## What you will do
Locate every line in the material below that has the word "right". Copy each of those lines.

»»

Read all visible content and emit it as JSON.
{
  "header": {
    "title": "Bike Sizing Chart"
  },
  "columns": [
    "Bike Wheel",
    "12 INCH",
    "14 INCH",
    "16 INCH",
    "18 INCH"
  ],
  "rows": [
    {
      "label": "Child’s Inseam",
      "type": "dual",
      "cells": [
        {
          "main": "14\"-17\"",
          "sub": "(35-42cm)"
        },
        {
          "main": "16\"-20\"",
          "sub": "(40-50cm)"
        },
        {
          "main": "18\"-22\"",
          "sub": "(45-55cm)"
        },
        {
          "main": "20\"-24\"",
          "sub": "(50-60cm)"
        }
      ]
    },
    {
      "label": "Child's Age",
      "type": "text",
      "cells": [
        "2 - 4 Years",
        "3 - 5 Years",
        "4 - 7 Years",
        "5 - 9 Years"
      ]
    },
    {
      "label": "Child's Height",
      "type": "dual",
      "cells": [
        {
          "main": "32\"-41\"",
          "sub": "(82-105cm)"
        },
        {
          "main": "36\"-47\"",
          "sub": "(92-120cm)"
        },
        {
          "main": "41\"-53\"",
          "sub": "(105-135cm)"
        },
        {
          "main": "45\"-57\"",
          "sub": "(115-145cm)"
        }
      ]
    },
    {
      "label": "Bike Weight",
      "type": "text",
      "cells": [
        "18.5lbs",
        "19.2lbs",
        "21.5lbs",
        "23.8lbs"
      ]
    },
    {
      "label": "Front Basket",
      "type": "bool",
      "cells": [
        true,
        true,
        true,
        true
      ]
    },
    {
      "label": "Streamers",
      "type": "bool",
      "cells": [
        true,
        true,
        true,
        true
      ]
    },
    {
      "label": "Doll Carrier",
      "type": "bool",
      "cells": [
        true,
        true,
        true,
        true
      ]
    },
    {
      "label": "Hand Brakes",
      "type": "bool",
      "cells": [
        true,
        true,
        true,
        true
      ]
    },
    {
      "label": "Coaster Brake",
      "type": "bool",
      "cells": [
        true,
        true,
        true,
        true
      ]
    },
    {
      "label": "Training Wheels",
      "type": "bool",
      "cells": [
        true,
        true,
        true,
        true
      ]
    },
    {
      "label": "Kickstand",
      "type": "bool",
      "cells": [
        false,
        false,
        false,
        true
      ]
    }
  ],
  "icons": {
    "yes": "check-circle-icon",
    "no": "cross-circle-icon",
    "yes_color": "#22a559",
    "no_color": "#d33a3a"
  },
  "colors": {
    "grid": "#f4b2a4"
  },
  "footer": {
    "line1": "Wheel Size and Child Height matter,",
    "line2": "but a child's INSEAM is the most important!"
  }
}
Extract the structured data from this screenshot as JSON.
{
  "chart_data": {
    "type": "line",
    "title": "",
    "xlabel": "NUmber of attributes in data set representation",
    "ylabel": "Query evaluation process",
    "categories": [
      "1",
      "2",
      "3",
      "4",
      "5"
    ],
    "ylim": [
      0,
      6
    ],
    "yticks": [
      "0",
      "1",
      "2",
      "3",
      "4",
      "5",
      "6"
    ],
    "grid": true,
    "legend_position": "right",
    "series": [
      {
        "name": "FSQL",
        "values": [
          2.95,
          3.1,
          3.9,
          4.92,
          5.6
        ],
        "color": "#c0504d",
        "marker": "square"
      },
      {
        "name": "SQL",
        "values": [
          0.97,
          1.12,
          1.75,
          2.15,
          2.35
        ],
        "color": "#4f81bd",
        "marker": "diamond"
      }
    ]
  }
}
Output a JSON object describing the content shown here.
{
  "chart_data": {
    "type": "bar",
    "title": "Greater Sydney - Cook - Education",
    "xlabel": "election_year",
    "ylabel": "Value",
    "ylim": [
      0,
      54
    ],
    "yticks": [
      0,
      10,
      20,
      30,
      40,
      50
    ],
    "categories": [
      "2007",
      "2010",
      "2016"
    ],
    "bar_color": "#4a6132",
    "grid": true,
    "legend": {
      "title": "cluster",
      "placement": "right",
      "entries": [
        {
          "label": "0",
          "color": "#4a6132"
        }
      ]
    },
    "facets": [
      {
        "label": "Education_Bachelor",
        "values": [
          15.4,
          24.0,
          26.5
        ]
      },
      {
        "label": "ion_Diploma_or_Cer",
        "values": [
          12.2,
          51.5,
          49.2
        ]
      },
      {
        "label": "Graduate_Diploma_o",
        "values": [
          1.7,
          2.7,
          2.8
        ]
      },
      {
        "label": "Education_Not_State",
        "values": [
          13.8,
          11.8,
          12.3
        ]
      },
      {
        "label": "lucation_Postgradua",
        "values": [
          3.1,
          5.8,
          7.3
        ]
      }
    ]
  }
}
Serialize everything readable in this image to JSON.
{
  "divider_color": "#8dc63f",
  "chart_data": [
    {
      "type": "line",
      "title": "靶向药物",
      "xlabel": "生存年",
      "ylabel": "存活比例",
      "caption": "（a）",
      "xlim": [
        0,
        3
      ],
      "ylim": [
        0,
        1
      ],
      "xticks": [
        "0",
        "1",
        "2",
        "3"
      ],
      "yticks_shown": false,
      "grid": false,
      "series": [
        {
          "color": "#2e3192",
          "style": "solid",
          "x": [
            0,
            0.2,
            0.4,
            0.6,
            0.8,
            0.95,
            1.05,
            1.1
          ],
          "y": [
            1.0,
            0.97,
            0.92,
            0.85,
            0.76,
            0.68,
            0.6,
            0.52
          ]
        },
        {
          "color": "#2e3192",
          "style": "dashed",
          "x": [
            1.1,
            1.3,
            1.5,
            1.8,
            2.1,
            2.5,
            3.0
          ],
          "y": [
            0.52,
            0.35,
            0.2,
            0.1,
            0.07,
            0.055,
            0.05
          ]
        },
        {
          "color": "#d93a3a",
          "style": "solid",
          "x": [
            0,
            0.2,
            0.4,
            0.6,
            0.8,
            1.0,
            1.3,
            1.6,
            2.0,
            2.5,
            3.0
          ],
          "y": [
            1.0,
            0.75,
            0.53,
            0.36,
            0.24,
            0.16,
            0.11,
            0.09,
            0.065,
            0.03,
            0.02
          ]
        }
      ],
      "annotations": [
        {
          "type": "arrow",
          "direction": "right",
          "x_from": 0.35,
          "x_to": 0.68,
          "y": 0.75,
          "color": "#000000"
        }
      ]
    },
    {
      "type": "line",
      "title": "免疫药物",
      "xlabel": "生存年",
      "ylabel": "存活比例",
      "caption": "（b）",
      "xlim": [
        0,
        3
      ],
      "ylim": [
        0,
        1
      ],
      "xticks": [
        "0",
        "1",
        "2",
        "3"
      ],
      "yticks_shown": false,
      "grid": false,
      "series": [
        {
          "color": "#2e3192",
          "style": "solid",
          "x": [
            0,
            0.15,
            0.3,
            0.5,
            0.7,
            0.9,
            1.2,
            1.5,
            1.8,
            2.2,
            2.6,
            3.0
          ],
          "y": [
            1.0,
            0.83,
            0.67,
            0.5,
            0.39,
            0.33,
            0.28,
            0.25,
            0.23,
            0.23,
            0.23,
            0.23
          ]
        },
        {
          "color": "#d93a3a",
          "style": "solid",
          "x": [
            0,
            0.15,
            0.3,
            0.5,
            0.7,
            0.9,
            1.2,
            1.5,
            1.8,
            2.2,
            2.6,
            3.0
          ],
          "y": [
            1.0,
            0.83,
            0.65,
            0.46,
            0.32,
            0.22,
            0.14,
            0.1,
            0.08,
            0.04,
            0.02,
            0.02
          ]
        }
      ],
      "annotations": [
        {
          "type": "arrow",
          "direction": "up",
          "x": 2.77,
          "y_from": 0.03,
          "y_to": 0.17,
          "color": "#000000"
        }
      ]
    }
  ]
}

««

## Answer to the exercise
    "legend_position": "right",
      "placement": "right",
          "direction": "right",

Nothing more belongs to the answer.